WHAT IS BEING ASKED:
Tell how many lines include the string "Садовое". Answer with a single number.

INFORMATION SHOWN:
★ ★ ★ ★
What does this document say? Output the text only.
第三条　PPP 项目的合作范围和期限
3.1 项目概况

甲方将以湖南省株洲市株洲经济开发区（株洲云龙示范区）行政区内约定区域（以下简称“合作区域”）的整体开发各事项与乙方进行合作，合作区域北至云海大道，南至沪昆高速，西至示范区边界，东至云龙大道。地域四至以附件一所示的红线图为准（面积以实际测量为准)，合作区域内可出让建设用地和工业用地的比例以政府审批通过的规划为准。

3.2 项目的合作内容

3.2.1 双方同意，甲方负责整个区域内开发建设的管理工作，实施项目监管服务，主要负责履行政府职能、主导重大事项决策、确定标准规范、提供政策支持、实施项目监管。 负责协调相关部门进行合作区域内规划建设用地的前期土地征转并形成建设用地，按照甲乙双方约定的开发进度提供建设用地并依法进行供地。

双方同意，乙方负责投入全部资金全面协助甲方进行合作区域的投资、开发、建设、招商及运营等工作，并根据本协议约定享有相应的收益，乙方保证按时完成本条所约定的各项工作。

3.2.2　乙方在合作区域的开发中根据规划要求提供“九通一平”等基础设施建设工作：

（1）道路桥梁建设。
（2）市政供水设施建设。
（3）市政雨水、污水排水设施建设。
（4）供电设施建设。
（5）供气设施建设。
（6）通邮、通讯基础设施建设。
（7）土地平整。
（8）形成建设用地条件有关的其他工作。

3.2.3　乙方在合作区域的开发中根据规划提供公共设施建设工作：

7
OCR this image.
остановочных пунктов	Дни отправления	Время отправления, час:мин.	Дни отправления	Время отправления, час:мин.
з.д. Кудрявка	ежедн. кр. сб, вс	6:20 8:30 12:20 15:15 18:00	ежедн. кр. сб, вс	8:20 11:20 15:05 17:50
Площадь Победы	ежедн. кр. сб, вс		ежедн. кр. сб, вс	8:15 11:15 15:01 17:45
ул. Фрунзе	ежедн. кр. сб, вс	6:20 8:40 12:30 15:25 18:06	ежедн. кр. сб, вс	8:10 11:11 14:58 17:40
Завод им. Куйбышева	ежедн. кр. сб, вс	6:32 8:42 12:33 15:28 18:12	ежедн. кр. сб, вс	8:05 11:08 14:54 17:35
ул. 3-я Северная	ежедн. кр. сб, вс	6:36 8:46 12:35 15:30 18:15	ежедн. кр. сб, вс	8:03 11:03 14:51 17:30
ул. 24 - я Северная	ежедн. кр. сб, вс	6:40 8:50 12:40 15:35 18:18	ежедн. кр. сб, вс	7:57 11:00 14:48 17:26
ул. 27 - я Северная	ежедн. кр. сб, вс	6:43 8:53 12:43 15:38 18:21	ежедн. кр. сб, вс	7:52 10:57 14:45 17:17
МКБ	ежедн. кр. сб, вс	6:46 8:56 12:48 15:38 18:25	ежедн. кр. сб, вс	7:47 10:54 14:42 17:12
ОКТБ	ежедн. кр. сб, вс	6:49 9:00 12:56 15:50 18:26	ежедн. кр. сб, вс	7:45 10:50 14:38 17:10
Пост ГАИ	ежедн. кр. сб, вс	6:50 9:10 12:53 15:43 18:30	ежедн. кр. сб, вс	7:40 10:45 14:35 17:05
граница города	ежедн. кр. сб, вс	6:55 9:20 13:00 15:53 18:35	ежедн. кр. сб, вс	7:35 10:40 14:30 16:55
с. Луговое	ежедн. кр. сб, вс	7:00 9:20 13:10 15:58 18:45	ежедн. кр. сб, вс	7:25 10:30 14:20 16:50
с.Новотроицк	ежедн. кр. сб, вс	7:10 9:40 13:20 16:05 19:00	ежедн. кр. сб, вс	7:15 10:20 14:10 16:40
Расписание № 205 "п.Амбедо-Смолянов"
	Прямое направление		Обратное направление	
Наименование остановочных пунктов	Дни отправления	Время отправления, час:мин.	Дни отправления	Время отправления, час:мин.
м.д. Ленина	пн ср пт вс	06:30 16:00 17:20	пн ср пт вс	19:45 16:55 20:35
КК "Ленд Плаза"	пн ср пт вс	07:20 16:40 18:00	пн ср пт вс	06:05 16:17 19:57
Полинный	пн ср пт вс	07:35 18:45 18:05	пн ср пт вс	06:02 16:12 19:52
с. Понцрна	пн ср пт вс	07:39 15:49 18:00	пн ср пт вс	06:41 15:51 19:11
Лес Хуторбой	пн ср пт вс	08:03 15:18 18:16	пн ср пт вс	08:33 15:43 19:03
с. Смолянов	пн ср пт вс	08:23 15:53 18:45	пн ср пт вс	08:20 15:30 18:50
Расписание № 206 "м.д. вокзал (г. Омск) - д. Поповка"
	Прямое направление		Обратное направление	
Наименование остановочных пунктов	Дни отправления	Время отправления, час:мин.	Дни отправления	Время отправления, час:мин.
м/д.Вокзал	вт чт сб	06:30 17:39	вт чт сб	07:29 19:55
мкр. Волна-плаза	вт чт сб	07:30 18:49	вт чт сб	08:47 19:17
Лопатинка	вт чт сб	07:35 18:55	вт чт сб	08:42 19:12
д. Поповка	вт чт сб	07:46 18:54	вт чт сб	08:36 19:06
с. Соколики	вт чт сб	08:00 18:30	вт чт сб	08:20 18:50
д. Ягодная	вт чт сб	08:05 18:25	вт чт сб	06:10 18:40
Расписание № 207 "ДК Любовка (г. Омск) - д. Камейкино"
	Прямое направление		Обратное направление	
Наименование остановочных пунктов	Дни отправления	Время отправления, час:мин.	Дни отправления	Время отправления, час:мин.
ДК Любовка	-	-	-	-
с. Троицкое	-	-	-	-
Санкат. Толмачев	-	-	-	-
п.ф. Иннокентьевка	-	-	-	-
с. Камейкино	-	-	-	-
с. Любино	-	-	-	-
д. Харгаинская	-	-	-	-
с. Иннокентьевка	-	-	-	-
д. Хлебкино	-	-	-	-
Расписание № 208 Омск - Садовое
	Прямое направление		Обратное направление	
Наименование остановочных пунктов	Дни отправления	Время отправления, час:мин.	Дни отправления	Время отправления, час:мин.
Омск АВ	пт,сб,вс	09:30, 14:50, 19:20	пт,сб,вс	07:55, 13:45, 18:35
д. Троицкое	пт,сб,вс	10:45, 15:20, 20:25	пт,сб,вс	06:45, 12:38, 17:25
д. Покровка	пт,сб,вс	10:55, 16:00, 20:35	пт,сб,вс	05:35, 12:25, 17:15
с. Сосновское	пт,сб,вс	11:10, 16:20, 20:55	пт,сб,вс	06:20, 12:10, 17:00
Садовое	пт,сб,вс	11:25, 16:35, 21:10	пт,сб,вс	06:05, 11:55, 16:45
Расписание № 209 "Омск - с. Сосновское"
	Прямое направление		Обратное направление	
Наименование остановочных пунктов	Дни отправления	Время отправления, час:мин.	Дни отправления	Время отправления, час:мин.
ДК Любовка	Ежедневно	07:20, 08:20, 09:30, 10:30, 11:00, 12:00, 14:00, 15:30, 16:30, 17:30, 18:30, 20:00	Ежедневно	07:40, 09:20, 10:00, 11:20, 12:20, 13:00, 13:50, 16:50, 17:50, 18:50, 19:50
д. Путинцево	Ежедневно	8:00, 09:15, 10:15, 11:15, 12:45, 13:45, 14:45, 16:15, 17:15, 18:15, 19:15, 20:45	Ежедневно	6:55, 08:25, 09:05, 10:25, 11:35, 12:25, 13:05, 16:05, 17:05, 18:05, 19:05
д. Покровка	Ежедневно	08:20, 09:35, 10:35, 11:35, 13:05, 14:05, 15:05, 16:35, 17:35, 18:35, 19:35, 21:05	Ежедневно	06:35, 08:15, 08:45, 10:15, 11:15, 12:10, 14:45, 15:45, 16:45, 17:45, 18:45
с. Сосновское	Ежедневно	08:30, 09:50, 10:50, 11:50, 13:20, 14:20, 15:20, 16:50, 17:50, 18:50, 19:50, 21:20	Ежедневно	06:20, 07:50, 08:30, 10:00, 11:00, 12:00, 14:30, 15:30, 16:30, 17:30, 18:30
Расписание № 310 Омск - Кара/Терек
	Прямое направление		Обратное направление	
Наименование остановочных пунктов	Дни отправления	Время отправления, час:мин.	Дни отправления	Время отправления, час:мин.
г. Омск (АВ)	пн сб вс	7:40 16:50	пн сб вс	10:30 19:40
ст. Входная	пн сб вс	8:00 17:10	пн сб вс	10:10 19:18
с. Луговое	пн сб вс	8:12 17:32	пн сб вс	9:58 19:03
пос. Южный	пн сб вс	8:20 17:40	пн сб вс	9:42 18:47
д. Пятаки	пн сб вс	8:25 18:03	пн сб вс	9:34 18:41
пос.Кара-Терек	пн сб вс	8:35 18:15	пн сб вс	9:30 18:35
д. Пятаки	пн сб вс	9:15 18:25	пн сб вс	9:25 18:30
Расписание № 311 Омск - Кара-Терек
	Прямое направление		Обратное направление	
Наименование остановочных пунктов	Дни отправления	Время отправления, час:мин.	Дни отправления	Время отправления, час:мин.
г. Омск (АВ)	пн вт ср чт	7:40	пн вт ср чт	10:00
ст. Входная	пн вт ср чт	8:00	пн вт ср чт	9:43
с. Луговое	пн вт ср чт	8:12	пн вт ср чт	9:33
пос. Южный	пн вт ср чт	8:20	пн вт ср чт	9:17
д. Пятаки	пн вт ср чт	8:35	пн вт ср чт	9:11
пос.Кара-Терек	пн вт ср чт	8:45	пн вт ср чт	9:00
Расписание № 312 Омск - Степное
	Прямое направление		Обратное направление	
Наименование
★ ★ ★ ★
WRITTEN ANSWER:
2